§ Directions: Below is a set of records. Repeat all of them exactly.

------ Data to process

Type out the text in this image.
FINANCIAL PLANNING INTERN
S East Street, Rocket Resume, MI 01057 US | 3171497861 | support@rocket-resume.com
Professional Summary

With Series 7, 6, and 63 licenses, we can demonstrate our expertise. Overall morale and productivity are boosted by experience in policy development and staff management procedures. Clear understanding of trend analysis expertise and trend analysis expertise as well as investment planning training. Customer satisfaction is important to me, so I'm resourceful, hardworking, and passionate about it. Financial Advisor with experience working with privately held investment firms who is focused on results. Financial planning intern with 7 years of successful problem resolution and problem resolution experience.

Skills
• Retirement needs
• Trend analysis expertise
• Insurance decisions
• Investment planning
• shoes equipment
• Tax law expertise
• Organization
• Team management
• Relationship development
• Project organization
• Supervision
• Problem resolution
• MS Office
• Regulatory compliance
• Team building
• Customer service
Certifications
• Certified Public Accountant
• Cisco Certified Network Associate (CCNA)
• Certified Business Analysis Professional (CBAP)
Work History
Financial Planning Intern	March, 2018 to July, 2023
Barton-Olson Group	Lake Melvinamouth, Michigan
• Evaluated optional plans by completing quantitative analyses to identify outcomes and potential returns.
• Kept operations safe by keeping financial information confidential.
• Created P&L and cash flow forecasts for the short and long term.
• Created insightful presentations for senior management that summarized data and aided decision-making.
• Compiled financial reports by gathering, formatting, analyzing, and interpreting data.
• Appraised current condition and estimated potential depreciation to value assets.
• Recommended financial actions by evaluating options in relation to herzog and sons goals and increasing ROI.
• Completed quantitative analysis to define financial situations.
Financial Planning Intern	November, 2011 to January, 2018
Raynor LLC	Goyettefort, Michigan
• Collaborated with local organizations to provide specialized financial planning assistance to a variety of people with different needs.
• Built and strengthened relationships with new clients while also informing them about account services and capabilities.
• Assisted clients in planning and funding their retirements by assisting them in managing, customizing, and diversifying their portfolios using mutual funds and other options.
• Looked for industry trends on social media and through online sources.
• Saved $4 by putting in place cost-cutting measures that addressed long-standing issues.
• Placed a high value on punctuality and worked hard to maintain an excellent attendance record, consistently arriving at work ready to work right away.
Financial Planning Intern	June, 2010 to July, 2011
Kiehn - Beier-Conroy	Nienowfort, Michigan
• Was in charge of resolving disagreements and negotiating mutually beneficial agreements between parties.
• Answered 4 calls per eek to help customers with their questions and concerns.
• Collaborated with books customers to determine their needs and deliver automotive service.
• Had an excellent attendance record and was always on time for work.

------------

§ Solution to the problem:
Type out the text in this image.
FINANCIAL PLANNING INTERN
S East Street, Rocket Resume, MI 01057 US | 3171497861 | support@rocket-resume.com
Professional Summary

With Series 7, 6, and 63 licenses, we can demonstrate our expertise. Overall morale and productivity are boosted by experience in policy development and staff management procedures. Clear understanding of trend analysis expertise and trend analysis expertise as well as investment planning training. Customer satisfaction is important to me, so I'm resourceful, hardworking, and passionate about it. Financial Advisor with experience working with privately held investment firms who is focused on results. Financial planning intern with 7 years of successful problem resolution and problem resolution experience.

Skills
• Retirement needs
• Trend analysis expertise
• Insurance decisions
• Investment planning
• shoes equipment
• Tax law expertise
• Organization
• Team management
• Relationship development
• Project organization
• Supervision
• Problem resolution
• MS Office
• Regulatory compliance
• Team building
• Customer service
Certifications
• Certified Public Accountant
• Cisco Certified Network Associate (CCNA)
• Certified Business Analysis Professional (CBAP)
Work History
Financial Planning Intern	March, 2018 to July, 2023
Barton-Olson Group	Lake Melvinamouth, Michigan
• Evaluated optional plans by completing quantitative analyses to identify outcomes and potential returns.
• Kept operations safe by keeping financial information confidential.
• Created P&L and cash flow forecasts for the short and long term.
• Created insightful presentations for senior management that summarized data and aided decision-making.
• Compiled financial reports by gathering, formatting, analyzing, and interpreting data.
• Appraised current condition and estimated potential depreciation to value assets.
• Recommended financial actions by evaluating options in relation to herzog and sons goals and increasing ROI.
• Completed quantitative analysis to define financial situations.
Financial Planning Intern	November, 2011 to January, 2018
Raynor LLC	Goyettefort, Michigan
• Collaborated with local organizations to provide specialized financial planning assistance to a variety of people with different needs.
• Built and strengthened relationships with new clients while also informing them about account services and capabilities.
• Assisted clients in planning and funding their retirements by assisting them in managing, customizing, and diversifying their portfolios using mutual funds and other options.
• Looked for industry trends on social media and through online sources.
• Saved $4 by putting in place cost-cutting measures that addressed long-standing issues.
• Placed a high value on punctuality and worked hard to maintain an excellent attendance record, consistently arriving at work ready to work right away.
Financial Planning Intern	June, 2010 to July, 2011
Kiehn - Beier-Conroy	Nienowfort, Michigan
• Was in charge of resolving disagreements and negotiating mutually beneficial agreements between parties.
• Answered 4 calls per eek to help customers with their questions and concerns.
• Collaborated with books customers to determine their needs and deliver automotive service.
• Had an excellent attendance record and was always on time for work.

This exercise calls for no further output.